WHAT YOU SHOULD DO ▸ Return every line of the records below verbatim, leaving out the pictures.

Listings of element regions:
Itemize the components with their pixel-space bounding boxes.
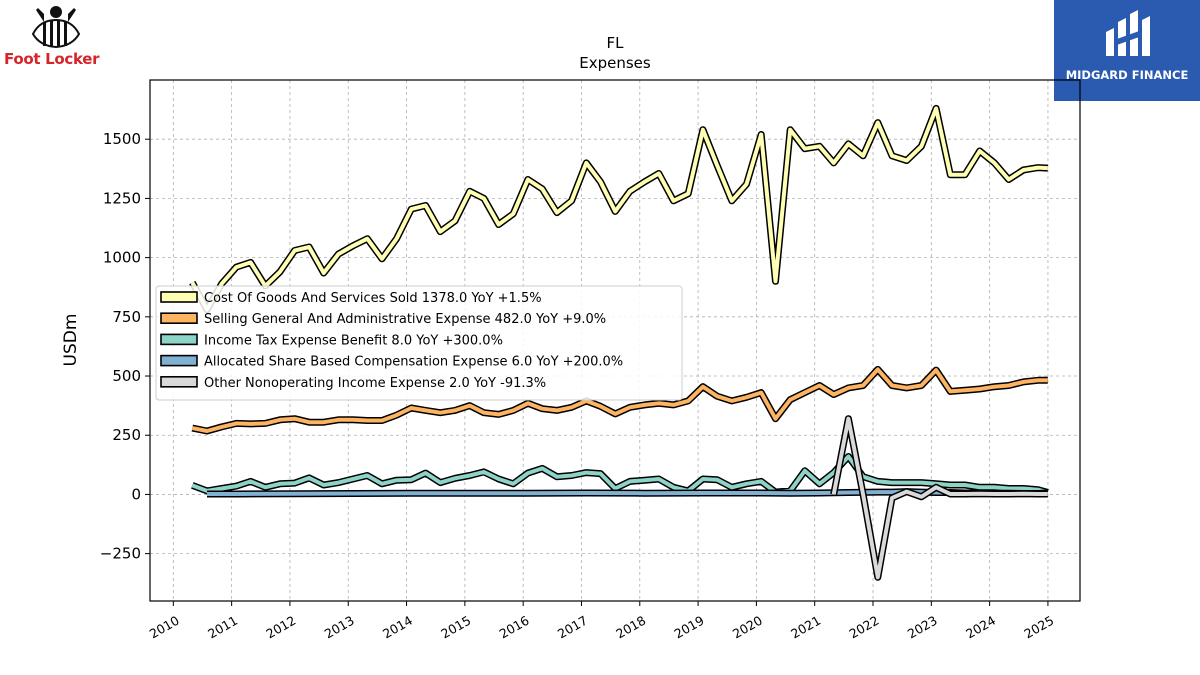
legend-swatch (160, 354, 198, 367)
series-line-2 (191, 454, 1049, 495)
referee-icon (31, 6, 81, 49)
series-line-1 (191, 367, 1048, 433)
midgard-mark-icon (1106, 10, 1150, 56)
x-tick-label: 2013 (322, 613, 357, 642)
x-tick-label: 2022 (846, 613, 881, 642)
series-layer (189, 104, 1049, 581)
x-tick-label: 2017 (555, 613, 590, 642)
legend-entry: Cost Of Goods And Services Sold 1378.0 Y… (204, 291, 542, 306)
y-tick-label: 0 (131, 485, 141, 503)
x-tick-label: 2025 (1021, 613, 1056, 642)
series-line-0 (190, 106, 1048, 312)
legend: Cost Of Goods And Services Sold 1378.0 Y… (155, 285, 683, 401)
y-tick-label: 1250 (103, 189, 141, 207)
legend-entry: Income Tax Expense Benefit 8.0 YoY +300.… (204, 333, 503, 348)
x-tick-label: 2019 (672, 613, 707, 642)
x-tick-label: 2014 (380, 613, 415, 642)
legend-entry: Selling General And Administrative Expen… (204, 312, 606, 327)
x-tick-label: 2015 (438, 613, 473, 642)
legend-swatch (160, 333, 198, 346)
chart-subtitle: Expenses (579, 54, 651, 72)
y-tick-label: 750 (112, 308, 141, 326)
series-line-4 (831, 416, 1048, 580)
series-outline-0 (189, 104, 1048, 314)
x-axis-ticks: 2010 2011 2012 2013 2014 2015 2016 2017 2018 2019… (147, 601, 1056, 642)
midgard-finance-logo: MIDGARD FINANCE (1054, 0, 1200, 101)
x-tick-label: 2016 (497, 613, 532, 642)
y-tick-label: 1500 (103, 130, 141, 148)
y-axis-ticks: −250 0 250 500 750 1000 1250 1500 (100, 130, 150, 563)
plot-frame (149, 79, 1081, 602)
y-tick-label: 500 (112, 367, 141, 385)
x-tick-label: 2018 (613, 613, 648, 642)
legend-swatch (160, 312, 198, 325)
x-tick-label: 2023 (905, 613, 940, 642)
y-tick-label: −250 (100, 545, 141, 563)
x-tick-label: 2010 (147, 613, 182, 642)
x-tick-label: 2024 (963, 613, 998, 642)
legend-entry: Other Nonoperating Income Expense 2.0 Yo… (204, 376, 546, 391)
foot-locker-logo: Foot Locker (0, 0, 112, 72)
x-tick-label: 2021 (788, 613, 823, 642)
chart-title: FL (607, 34, 625, 52)
midgard-finance-wordmark: MIDGARD FINANCE (1065, 68, 1189, 82)
x-tick-label: 2011 (205, 613, 240, 642)
legend-swatch (160, 291, 198, 303)
x-tick-label: 2020 (730, 613, 765, 642)
legend-box (155, 285, 683, 401)
foot-locker-wordmark: Foot Locker (4, 50, 100, 68)
y-axis-label: USDm (61, 314, 81, 367)
x-tick-label: 2012 (263, 613, 298, 642)
y-tick-label: 250 (112, 426, 141, 444)
legend-swatch (160, 375, 198, 388)
y-tick-label: 1000 (103, 249, 141, 267)
legend-entry: Allocated Share Based Compensation Expen… (204, 355, 623, 370)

EXERCISE ANSWER ▸
Itemize the components with their pixel-space bounding boxes.
legend-swatch (160, 354, 198, 367)
series-line-2 (191, 454, 1049, 495)
referee-icon (31, 6, 81, 49)
series-line-1 (191, 367, 1048, 433)
midgard-mark-icon (1106, 10, 1150, 56)
x-tick-label: 2013 (322, 613, 357, 642)
x-tick-label: 2022 (846, 613, 881, 642)
series-layer (189, 104, 1049, 581)
x-tick-label: 2017 (555, 613, 590, 642)
legend-entry: Cost Of Goods And Services Sold 1378.0 Y… (204, 291, 542, 306)
y-tick-label: 0 (131, 485, 141, 503)
x-tick-label: 2025 (1021, 613, 1056, 642)
series-line-0 (190, 106, 1048, 312)
legend: Cost Of Goods And Services Sold 1378.0 Y… (155, 285, 683, 401)
y-tick-label: 1250 (103, 189, 141, 207)
legend-entry: Income Tax Expense Benefit 8.0 YoY +300.… (204, 333, 503, 348)
x-tick-label: 2019 (672, 613, 707, 642)
x-tick-label: 2014 (380, 613, 415, 642)
legend-entry: Selling General And Administrative Expen… (204, 312, 606, 327)
x-tick-label: 2015 (438, 613, 473, 642)
legend-swatch (160, 333, 198, 346)
chart-subtitle: Expenses (579, 54, 651, 72)
y-tick-label: 750 (112, 308, 141, 326)
series-line-4 (831, 416, 1048, 580)
series-outline-0 (189, 104, 1048, 314)
x-axis-ticks: 2010 2011 2012 2013 2014 2015 2016 2017 2018 2019… (147, 601, 1056, 642)
midgard-finance-logo: MIDGARD FINANCE (1054, 0, 1200, 101)
x-tick-label: 2016 (497, 613, 532, 642)
y-tick-label: 1500 (103, 130, 141, 148)
y-axis-ticks: −250 0 250 500 750 1000 1250 1500 (100, 130, 150, 563)
plot-frame (149, 79, 1081, 602)
y-tick-label: 500 (112, 367, 141, 385)
x-tick-label: 2018 (613, 613, 648, 642)
legend-swatch (160, 312, 198, 325)
x-tick-label: 2023 (905, 613, 940, 642)
y-tick-label: −250 (100, 545, 141, 563)
x-tick-label: 2010 (147, 613, 182, 642)
x-tick-label: 2024 (963, 613, 998, 642)
legend-entry: Other Nonoperating Income Expense 2.0 Yo… (204, 376, 546, 391)
foot-locker-logo: Foot Locker (0, 0, 112, 72)
x-tick-label: 2021 (788, 613, 823, 642)
chart-title: FL (607, 34, 625, 52)
midgard-finance-wordmark: MIDGARD FINANCE (1065, 68, 1189, 82)
x-tick-label: 2011 (205, 613, 240, 642)
legend-swatch (160, 291, 198, 303)
x-tick-label: 2020 (730, 613, 765, 642)
legend-box (155, 285, 683, 401)
foot-locker-wordmark: Foot Locker (4, 50, 100, 68)
y-axis-label: USDm (61, 314, 81, 367)
x-tick-label: 2012 (263, 613, 298, 642)
y-tick-label: 250 (112, 426, 141, 444)
legend-swatch (160, 375, 198, 388)
y-tick-label: 1000 (103, 249, 141, 267)
legend-entry: Allocated Share Based Compensation Expen… (204, 355, 623, 370)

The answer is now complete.